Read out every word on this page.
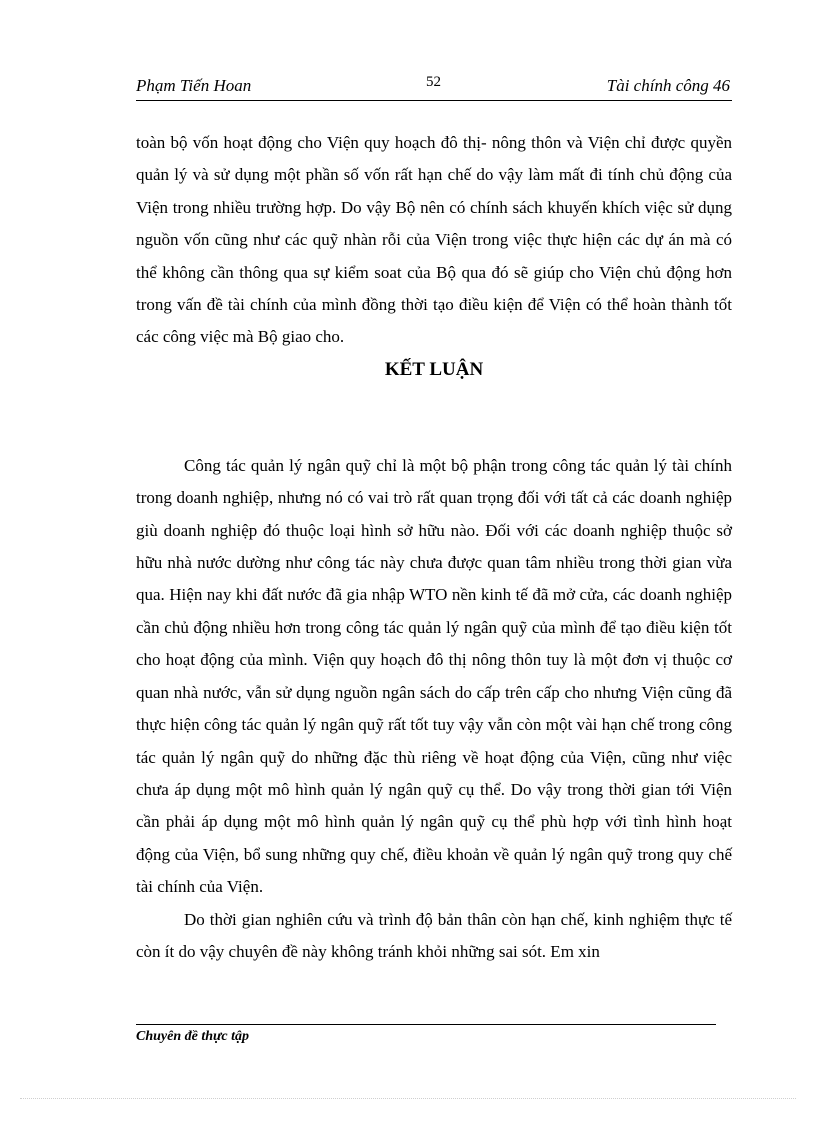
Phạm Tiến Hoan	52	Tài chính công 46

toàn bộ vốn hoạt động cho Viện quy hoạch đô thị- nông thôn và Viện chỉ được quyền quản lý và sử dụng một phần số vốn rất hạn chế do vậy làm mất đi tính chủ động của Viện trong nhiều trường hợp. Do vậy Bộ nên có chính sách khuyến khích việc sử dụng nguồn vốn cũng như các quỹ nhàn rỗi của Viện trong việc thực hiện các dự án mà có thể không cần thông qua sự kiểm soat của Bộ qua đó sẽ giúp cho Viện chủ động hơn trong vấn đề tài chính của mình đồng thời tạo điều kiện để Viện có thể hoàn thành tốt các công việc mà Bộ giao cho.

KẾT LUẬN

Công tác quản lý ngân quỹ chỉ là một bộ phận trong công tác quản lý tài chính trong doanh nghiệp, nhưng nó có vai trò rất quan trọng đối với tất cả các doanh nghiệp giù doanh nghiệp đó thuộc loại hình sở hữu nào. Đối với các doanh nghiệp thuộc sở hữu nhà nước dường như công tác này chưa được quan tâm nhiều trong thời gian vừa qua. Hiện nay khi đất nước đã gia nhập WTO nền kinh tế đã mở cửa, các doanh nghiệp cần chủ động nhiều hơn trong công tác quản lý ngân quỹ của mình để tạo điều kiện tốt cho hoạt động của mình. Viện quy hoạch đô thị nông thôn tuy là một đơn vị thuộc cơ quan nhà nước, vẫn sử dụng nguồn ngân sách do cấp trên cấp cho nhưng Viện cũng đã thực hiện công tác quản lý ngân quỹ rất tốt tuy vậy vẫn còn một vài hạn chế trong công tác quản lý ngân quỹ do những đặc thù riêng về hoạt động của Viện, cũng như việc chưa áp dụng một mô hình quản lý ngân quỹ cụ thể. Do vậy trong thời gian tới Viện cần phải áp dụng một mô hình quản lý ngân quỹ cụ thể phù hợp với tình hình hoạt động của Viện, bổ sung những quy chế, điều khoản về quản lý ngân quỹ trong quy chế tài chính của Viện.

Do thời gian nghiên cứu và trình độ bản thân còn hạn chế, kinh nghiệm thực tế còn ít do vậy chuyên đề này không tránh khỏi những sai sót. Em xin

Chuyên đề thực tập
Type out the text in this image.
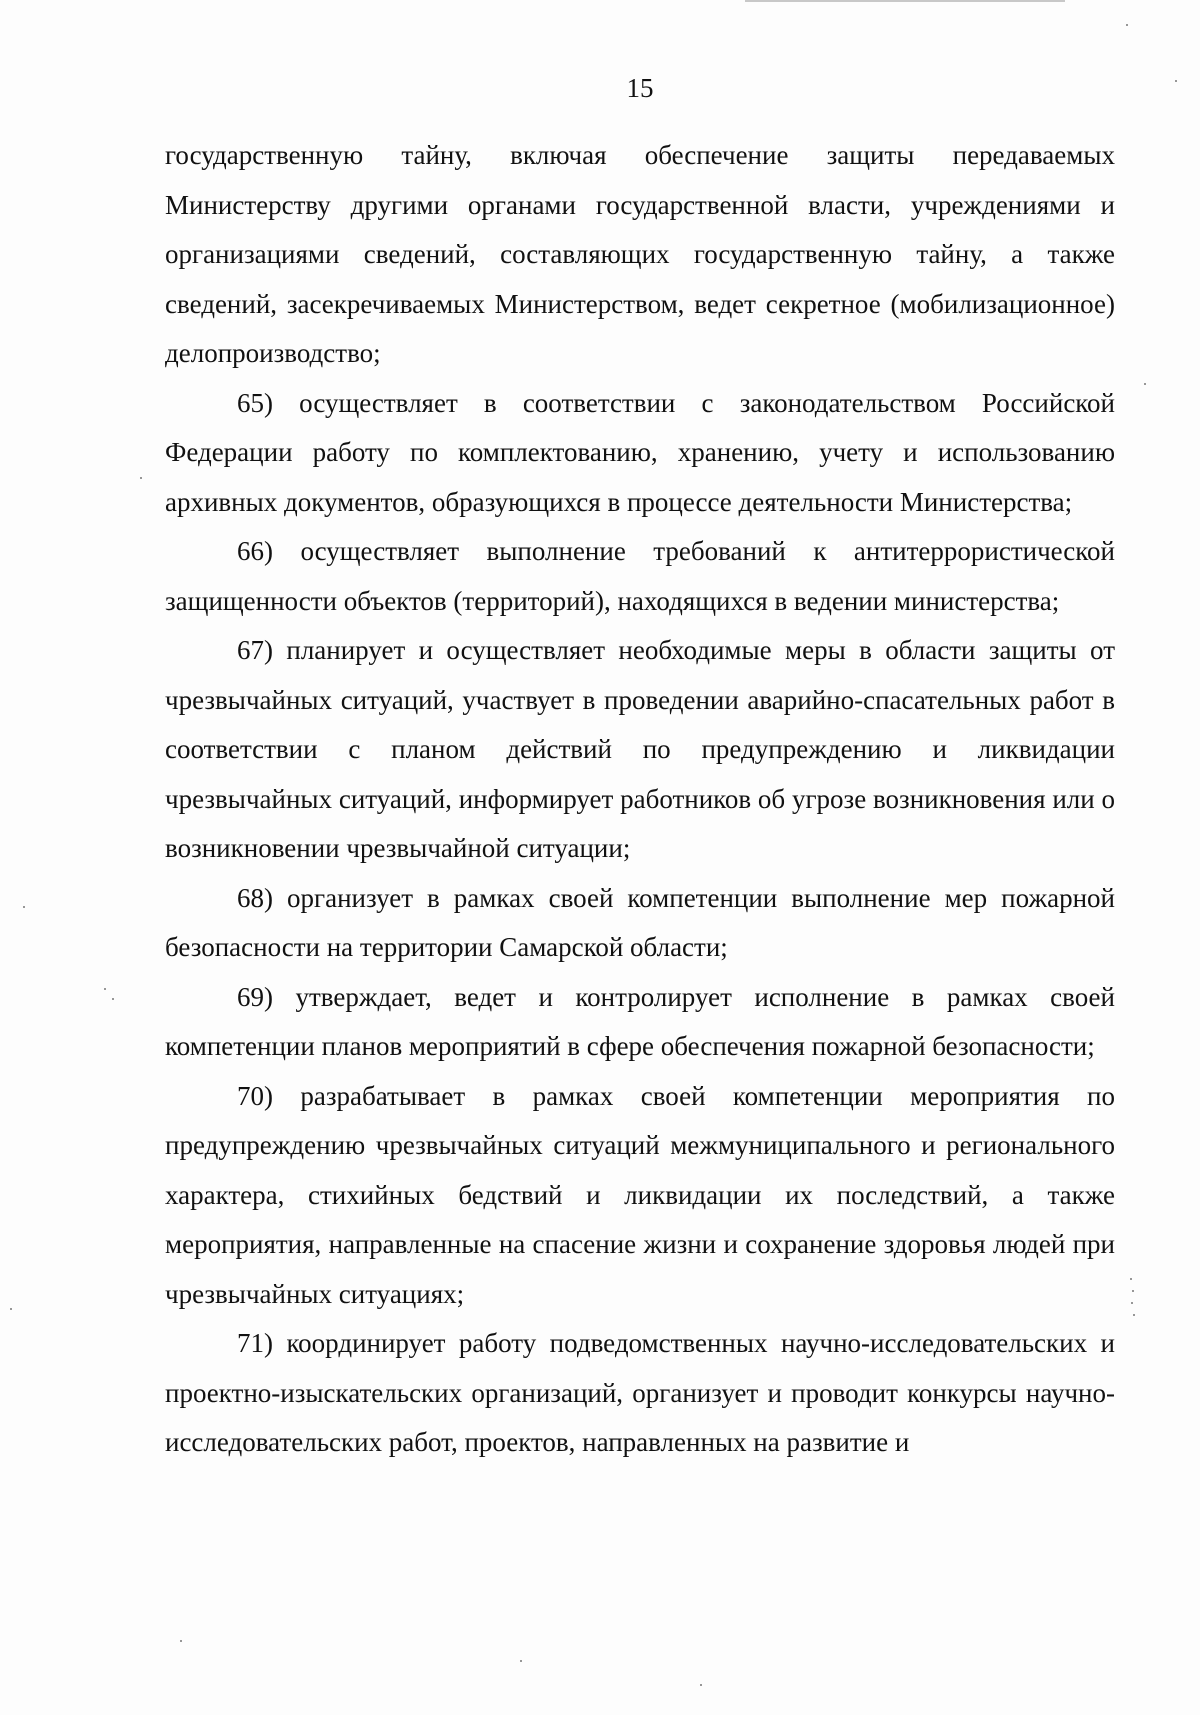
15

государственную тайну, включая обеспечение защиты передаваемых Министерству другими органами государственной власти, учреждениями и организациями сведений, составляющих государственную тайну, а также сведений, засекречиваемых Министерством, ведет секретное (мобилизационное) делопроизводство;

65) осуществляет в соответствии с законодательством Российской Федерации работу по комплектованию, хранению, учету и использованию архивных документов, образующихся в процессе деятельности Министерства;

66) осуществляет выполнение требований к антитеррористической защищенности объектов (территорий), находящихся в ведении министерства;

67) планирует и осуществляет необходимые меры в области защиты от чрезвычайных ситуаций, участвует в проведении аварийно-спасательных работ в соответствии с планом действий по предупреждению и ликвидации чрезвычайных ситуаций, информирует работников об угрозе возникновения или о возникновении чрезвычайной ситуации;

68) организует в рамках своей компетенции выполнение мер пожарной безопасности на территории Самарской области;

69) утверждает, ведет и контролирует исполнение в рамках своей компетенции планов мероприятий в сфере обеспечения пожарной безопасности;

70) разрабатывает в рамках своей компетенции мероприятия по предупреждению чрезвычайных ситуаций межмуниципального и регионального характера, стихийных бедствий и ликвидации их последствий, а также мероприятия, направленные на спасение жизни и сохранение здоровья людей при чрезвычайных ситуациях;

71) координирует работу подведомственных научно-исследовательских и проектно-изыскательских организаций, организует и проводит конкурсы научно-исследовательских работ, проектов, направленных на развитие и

※ ※ ※

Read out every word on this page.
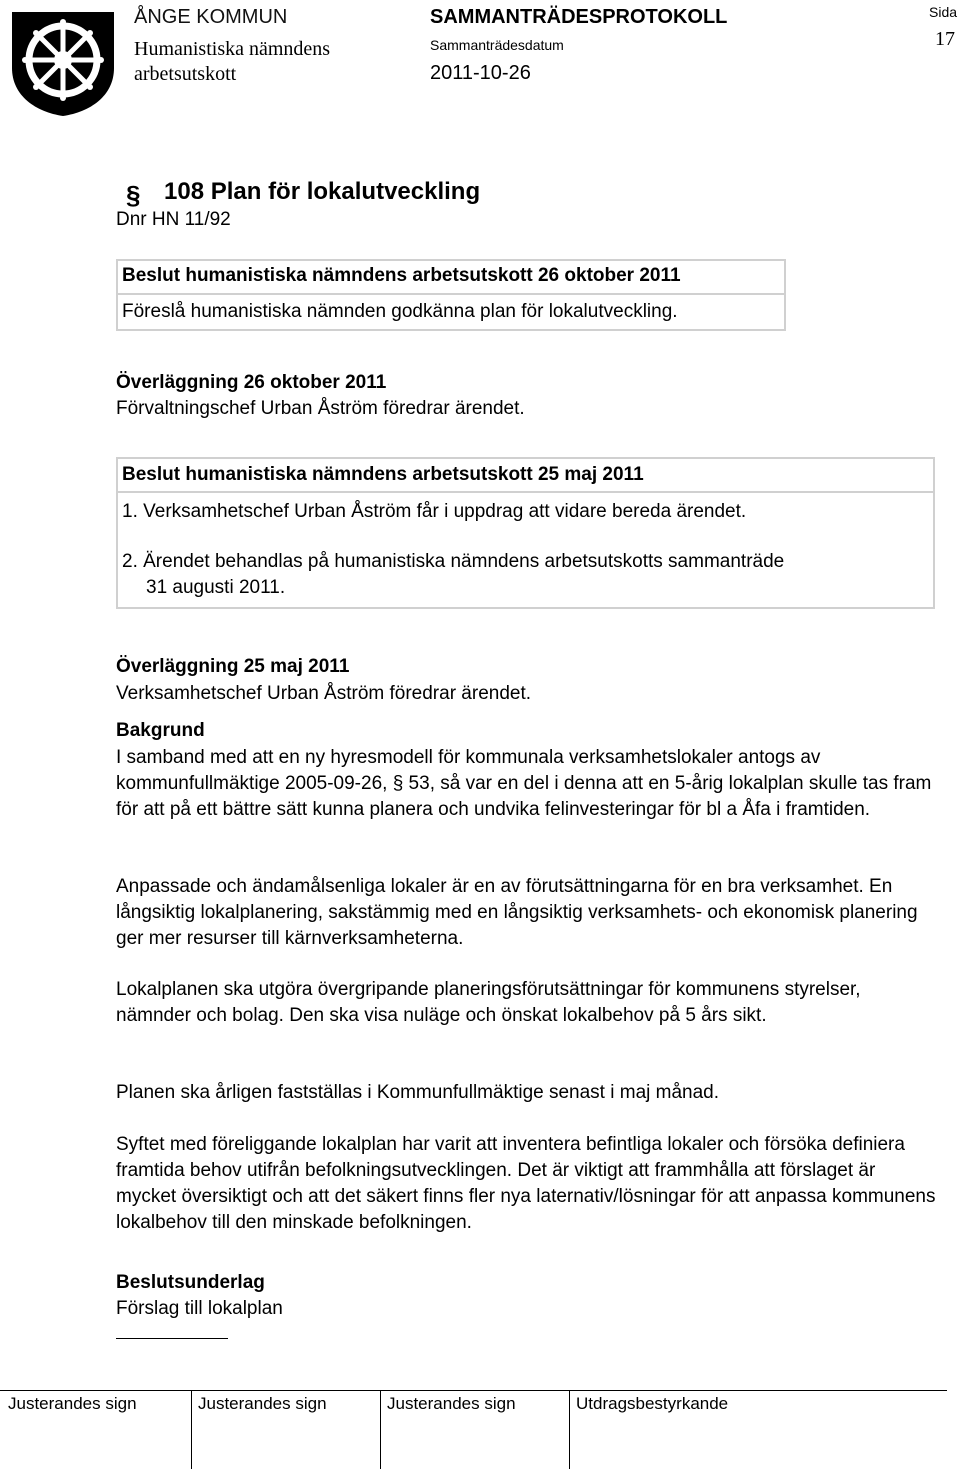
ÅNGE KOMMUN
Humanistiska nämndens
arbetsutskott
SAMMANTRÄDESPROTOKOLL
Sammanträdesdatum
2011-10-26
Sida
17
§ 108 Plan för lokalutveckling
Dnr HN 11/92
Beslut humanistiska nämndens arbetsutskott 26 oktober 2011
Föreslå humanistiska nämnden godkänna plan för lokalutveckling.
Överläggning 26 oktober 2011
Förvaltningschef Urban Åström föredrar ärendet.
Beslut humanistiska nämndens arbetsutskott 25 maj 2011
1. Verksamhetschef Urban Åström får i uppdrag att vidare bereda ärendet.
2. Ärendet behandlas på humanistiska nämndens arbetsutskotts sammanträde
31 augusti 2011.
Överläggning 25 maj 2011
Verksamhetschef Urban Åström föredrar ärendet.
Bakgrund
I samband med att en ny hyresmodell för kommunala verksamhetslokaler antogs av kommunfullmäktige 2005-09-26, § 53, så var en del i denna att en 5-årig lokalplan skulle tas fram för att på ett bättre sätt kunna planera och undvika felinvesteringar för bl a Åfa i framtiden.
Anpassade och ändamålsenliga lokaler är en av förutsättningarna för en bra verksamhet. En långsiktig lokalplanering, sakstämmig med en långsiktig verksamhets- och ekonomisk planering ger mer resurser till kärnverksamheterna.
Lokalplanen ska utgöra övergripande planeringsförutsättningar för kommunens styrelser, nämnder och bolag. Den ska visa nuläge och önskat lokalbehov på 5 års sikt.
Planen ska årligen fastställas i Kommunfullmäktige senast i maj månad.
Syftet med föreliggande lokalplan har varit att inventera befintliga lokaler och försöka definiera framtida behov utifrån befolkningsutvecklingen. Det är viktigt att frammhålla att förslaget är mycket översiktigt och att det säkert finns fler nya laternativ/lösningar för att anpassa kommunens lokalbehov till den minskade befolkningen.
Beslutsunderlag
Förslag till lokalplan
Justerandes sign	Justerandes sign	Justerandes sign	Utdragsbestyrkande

※ ※ ※

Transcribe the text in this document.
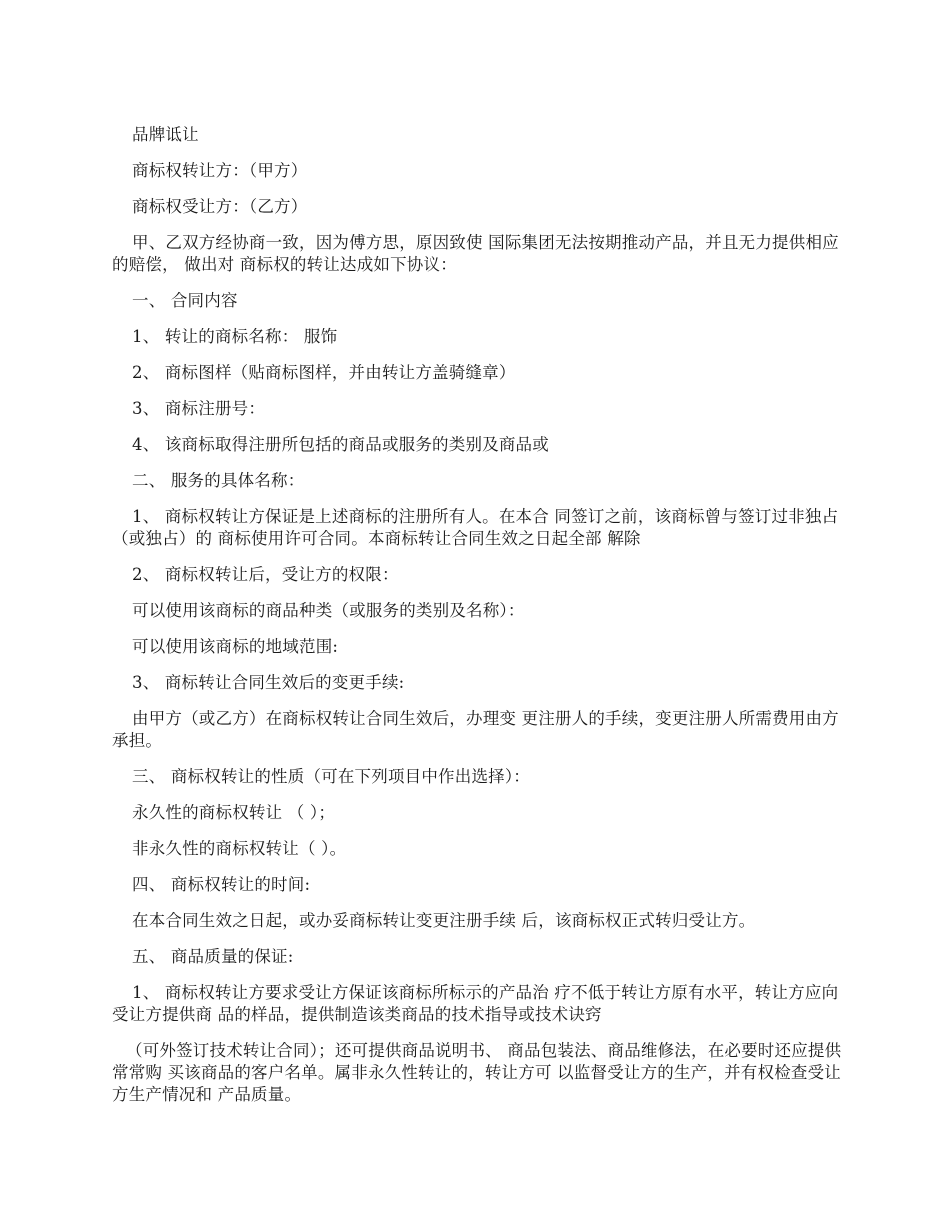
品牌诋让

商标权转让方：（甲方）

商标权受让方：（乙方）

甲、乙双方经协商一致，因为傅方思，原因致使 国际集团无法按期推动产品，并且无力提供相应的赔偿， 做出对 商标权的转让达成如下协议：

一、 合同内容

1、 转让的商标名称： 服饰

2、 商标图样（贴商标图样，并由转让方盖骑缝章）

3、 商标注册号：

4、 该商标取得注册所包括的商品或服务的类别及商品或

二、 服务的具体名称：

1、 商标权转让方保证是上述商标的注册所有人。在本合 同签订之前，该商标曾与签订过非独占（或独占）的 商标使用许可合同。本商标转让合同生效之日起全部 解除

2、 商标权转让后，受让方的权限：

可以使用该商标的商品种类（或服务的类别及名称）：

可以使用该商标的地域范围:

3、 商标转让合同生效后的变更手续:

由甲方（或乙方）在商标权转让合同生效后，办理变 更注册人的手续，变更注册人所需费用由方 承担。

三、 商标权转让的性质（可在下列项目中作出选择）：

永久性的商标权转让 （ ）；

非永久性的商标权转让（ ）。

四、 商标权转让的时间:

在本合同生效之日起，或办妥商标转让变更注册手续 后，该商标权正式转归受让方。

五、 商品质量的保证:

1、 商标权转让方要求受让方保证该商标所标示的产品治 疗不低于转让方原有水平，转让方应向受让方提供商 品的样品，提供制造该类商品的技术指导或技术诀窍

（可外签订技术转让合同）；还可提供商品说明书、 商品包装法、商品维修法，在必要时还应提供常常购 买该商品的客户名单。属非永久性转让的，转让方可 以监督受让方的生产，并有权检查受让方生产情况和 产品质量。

※ ※ ※

> **Your task**
Check each line of the records above for the string "kinh", and report every line that has it.

> **Response to this exercise**
Công tác quản lý ngân quỹ chỉ là một bộ phận trong công tác quản lý tài chính trong doanh nghiệp, nhưng nó có vai trò rất quan trọng đối với tất cả các doanh nghiệp giù doanh nghiệp đó thuộc loại hình sở hữu nào. Đối với các doanh nghiệp thuộc sở hữu nhà nước dường như công tác này chưa được quan tâm nhiều trong thời gian vừa qua. Hiện nay khi đất nước đã gia nhập WTO nền kinh tế đã mở cửa, các doanh nghiệp cần chủ động nhiều hơn trong công tác quản lý ngân quỹ của mình để tạo điều kiện tốt cho hoạt động của mình. Viện quy hoạch đô thị nông thôn tuy là một đơn vị thuộc cơ quan nhà nước, vẫn sử dụng nguồn ngân sách do cấp trên cấp cho nhưng Viện cũng đã thực hiện công tác quản lý ngân quỹ rất tốt tuy vậy vẫn còn một vài hạn chế trong công tác quản lý ngân quỹ do những đặc thù riêng về hoạt động của Viện, cũng như việc chưa áp dụng một mô hình quản lý ngân quỹ cụ thể. Do vậy trong thời gian tới Viện cần phải áp dụng một mô hình quản lý ngân quỹ cụ thể phù hợp với tình hình hoạt động của Viện, bổ sung những quy chế, điều khoản về quản lý ngân quỹ trong quy chế tài chính của Viện.
Do thời gian nghiên cứu và trình độ bản thân còn hạn chế, kinh nghiệm thực tế còn ít do vậy chuyên đề này không tránh khỏi những sai sót. Em xin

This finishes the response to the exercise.